--- Problem statement ---
Count how many lines contain "policies" and reply with that number only.

--- Data supplied ---
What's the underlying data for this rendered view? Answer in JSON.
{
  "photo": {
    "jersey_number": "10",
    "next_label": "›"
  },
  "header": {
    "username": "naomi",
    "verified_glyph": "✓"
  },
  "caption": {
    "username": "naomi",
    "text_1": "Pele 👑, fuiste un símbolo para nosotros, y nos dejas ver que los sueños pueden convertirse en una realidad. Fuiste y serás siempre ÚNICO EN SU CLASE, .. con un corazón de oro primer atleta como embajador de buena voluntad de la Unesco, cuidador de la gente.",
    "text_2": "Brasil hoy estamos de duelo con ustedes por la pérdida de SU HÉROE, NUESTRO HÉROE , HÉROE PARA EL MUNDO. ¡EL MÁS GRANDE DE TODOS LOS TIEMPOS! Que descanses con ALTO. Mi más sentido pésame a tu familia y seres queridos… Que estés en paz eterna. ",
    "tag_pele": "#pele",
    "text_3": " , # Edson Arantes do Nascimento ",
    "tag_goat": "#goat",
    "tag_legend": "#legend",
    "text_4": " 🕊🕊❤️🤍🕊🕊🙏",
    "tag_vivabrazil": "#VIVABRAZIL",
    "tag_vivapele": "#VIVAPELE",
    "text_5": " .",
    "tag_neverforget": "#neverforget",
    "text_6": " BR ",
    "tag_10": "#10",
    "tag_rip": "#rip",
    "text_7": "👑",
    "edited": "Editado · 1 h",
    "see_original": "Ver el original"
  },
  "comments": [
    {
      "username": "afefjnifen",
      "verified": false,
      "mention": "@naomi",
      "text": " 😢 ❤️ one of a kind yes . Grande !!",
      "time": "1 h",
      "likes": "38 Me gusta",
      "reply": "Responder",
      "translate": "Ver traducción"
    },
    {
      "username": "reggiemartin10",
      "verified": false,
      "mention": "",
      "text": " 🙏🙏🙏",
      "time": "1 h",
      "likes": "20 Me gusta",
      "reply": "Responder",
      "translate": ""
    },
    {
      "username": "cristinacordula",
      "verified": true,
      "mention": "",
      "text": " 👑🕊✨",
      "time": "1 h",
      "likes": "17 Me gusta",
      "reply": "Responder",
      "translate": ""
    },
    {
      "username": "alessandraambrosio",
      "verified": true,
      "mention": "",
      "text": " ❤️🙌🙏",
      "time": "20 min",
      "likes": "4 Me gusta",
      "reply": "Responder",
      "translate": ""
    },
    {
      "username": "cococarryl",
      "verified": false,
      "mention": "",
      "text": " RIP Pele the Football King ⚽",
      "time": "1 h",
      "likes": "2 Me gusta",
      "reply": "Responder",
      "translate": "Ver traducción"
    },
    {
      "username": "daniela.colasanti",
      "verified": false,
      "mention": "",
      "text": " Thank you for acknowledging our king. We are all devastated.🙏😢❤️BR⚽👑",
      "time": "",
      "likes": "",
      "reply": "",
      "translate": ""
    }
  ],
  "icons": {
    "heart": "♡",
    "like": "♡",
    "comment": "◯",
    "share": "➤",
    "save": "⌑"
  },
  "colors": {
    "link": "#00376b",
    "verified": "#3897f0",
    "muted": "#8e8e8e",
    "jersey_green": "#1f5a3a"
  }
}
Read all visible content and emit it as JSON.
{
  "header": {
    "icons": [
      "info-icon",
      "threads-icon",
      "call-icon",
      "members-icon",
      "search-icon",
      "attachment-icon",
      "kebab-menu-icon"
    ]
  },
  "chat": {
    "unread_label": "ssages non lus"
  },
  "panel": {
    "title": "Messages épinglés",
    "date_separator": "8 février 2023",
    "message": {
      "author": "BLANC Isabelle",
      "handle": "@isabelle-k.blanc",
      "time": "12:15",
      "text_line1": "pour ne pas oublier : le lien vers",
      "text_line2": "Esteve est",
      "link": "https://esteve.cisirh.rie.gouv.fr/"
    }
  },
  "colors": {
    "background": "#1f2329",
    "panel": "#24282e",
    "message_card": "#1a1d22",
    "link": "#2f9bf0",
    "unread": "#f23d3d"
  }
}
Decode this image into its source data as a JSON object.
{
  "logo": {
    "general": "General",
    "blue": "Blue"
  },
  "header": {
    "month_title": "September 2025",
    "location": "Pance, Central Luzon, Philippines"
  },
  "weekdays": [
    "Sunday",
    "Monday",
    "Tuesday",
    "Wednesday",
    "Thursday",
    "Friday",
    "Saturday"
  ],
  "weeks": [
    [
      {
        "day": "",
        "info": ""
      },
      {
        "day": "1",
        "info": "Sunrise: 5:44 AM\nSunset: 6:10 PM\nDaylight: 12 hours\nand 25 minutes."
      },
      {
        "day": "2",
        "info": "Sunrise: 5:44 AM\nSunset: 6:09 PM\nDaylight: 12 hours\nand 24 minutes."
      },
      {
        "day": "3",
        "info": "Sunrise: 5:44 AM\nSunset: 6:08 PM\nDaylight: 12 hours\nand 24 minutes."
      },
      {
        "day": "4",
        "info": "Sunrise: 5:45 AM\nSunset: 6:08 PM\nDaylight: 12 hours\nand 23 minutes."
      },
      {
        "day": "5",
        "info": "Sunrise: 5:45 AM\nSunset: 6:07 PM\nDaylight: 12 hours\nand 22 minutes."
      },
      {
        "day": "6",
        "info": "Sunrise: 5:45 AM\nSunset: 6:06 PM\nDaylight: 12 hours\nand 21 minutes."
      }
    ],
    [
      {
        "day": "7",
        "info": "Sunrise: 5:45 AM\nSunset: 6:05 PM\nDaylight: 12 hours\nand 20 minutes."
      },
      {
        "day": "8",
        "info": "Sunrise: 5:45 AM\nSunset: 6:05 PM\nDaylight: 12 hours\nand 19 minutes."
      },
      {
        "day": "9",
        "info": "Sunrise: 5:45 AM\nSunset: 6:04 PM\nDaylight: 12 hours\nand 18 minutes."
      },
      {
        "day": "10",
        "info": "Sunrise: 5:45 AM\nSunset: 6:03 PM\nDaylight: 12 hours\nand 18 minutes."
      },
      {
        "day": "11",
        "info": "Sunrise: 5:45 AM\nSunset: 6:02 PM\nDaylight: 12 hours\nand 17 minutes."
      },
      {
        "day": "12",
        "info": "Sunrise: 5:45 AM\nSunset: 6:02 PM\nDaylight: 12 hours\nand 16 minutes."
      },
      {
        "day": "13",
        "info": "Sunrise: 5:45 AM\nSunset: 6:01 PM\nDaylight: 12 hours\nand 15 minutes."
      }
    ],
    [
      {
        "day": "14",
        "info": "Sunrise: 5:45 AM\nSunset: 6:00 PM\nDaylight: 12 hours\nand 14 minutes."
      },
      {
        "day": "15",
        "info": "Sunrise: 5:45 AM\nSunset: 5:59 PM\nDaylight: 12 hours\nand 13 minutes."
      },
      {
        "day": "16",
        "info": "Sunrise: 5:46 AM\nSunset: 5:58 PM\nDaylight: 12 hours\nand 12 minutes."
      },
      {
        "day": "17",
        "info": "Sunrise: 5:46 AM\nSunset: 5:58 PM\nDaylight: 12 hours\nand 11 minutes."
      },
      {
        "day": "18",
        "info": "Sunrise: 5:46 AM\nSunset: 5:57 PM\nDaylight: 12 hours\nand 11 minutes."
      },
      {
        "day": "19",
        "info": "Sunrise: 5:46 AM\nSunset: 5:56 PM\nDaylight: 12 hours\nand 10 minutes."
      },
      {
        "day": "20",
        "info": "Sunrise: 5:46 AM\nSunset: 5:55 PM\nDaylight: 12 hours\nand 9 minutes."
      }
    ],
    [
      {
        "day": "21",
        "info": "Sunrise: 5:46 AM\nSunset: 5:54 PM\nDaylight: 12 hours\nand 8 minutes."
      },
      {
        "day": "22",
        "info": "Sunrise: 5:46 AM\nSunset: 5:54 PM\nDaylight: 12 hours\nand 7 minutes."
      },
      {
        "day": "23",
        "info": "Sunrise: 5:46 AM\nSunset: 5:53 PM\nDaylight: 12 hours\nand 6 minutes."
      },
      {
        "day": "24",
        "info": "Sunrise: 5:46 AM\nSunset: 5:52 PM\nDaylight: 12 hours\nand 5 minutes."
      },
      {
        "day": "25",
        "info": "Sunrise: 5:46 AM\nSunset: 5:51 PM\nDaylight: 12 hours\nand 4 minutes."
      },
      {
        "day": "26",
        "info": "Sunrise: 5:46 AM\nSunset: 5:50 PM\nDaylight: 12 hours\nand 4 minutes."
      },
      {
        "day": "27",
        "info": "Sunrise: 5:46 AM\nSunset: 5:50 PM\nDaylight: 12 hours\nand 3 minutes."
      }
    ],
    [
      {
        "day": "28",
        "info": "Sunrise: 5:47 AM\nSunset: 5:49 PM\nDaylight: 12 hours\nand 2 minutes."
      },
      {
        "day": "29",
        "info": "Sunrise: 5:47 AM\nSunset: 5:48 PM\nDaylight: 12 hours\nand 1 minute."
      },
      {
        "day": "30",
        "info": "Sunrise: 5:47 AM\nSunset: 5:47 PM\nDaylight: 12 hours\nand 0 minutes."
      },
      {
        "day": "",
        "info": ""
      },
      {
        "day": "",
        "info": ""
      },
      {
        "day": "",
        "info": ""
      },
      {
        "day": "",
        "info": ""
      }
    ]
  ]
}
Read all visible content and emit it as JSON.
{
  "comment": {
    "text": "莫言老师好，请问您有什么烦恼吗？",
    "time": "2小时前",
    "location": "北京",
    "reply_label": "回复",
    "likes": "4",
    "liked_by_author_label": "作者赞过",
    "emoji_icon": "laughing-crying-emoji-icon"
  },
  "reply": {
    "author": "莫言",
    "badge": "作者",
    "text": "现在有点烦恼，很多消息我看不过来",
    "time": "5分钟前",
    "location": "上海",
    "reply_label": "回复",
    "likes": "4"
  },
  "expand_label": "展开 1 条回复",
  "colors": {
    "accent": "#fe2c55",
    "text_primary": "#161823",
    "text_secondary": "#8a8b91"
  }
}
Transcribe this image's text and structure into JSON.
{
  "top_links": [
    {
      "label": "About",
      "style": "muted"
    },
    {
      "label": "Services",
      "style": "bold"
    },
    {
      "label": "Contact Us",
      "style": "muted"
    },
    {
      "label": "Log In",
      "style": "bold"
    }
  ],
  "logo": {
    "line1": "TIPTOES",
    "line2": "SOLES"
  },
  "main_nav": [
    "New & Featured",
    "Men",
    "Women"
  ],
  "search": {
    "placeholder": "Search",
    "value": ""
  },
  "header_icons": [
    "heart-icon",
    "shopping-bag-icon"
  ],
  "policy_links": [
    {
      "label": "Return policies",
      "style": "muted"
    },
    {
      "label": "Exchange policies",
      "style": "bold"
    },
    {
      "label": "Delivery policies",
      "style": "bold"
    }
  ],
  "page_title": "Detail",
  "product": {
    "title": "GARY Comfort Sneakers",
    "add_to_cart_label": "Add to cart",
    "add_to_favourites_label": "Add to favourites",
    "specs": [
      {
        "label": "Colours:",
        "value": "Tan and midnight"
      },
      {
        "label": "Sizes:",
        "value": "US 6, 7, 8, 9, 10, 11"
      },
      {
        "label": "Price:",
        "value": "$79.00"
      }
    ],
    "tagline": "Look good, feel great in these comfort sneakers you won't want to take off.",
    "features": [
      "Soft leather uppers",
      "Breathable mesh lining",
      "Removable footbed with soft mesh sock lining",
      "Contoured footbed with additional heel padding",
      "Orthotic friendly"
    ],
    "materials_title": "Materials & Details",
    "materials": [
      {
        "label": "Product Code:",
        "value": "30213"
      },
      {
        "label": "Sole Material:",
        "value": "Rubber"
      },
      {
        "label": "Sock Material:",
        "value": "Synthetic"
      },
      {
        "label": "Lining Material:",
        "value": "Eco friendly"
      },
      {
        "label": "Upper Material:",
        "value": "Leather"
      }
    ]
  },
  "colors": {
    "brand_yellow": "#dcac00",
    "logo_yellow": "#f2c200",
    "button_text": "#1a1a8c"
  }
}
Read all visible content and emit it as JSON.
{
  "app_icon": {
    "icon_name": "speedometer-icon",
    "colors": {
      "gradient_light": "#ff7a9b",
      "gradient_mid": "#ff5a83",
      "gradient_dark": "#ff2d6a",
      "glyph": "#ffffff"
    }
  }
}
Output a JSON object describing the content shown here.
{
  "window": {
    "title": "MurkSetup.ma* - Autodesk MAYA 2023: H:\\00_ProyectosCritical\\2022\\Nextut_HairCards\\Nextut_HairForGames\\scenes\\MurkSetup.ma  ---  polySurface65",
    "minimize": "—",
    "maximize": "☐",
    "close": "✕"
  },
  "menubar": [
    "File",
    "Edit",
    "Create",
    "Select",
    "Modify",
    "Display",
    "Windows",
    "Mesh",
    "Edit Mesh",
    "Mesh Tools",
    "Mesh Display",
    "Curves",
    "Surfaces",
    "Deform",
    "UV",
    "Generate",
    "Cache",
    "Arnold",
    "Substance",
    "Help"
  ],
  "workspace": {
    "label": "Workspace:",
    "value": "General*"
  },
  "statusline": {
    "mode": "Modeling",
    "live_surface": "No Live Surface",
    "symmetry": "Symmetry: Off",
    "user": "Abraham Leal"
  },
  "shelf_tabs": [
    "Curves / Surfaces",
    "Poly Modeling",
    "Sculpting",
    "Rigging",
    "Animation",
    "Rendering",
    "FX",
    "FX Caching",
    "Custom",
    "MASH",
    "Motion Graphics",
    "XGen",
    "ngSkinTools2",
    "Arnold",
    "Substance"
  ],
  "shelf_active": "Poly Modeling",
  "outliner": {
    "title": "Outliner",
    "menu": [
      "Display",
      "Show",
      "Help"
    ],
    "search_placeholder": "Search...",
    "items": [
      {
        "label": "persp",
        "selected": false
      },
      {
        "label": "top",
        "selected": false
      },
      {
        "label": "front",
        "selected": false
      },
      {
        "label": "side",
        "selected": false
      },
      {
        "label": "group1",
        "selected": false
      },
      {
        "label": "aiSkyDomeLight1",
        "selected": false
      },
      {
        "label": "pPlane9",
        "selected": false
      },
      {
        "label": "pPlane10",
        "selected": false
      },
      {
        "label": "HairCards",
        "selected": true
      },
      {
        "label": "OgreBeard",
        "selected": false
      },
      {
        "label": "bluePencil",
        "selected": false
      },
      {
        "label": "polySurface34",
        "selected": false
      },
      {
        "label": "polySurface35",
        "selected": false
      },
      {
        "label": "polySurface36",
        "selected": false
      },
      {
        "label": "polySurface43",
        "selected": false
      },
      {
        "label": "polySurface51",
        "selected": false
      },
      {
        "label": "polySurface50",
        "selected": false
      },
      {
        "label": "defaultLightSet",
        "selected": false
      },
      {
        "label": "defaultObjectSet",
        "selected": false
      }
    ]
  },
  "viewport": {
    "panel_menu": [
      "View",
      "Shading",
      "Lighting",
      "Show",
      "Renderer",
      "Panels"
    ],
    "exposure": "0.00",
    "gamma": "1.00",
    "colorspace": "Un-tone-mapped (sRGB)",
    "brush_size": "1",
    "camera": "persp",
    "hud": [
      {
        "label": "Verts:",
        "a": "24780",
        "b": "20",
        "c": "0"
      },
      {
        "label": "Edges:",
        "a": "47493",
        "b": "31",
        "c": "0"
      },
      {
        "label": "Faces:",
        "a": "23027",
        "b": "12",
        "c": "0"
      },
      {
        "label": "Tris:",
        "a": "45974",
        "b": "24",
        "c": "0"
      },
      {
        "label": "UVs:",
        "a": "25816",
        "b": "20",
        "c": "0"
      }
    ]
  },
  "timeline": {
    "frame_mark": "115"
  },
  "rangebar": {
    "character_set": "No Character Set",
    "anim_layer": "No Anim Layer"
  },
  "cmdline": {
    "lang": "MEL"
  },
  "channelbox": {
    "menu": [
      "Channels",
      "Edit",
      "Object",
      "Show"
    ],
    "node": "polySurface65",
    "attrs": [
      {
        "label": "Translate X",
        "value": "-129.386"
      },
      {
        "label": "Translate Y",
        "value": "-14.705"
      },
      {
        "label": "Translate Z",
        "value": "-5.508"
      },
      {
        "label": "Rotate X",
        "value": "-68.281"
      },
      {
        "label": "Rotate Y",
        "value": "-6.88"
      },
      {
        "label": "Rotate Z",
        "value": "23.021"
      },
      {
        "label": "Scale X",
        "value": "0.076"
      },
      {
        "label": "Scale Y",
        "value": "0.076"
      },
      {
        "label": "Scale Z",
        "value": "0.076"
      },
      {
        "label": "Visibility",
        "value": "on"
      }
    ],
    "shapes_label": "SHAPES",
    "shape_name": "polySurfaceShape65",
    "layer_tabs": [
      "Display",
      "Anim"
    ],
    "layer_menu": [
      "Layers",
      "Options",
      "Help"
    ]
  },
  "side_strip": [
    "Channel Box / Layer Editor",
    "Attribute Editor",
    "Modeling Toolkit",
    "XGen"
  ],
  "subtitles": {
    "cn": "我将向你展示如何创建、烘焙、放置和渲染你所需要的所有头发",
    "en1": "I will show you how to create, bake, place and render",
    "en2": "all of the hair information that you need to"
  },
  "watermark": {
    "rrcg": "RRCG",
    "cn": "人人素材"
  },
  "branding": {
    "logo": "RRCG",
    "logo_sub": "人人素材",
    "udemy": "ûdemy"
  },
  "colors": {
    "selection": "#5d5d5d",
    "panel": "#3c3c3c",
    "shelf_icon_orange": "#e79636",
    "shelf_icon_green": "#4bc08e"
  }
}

--- Final result ---
3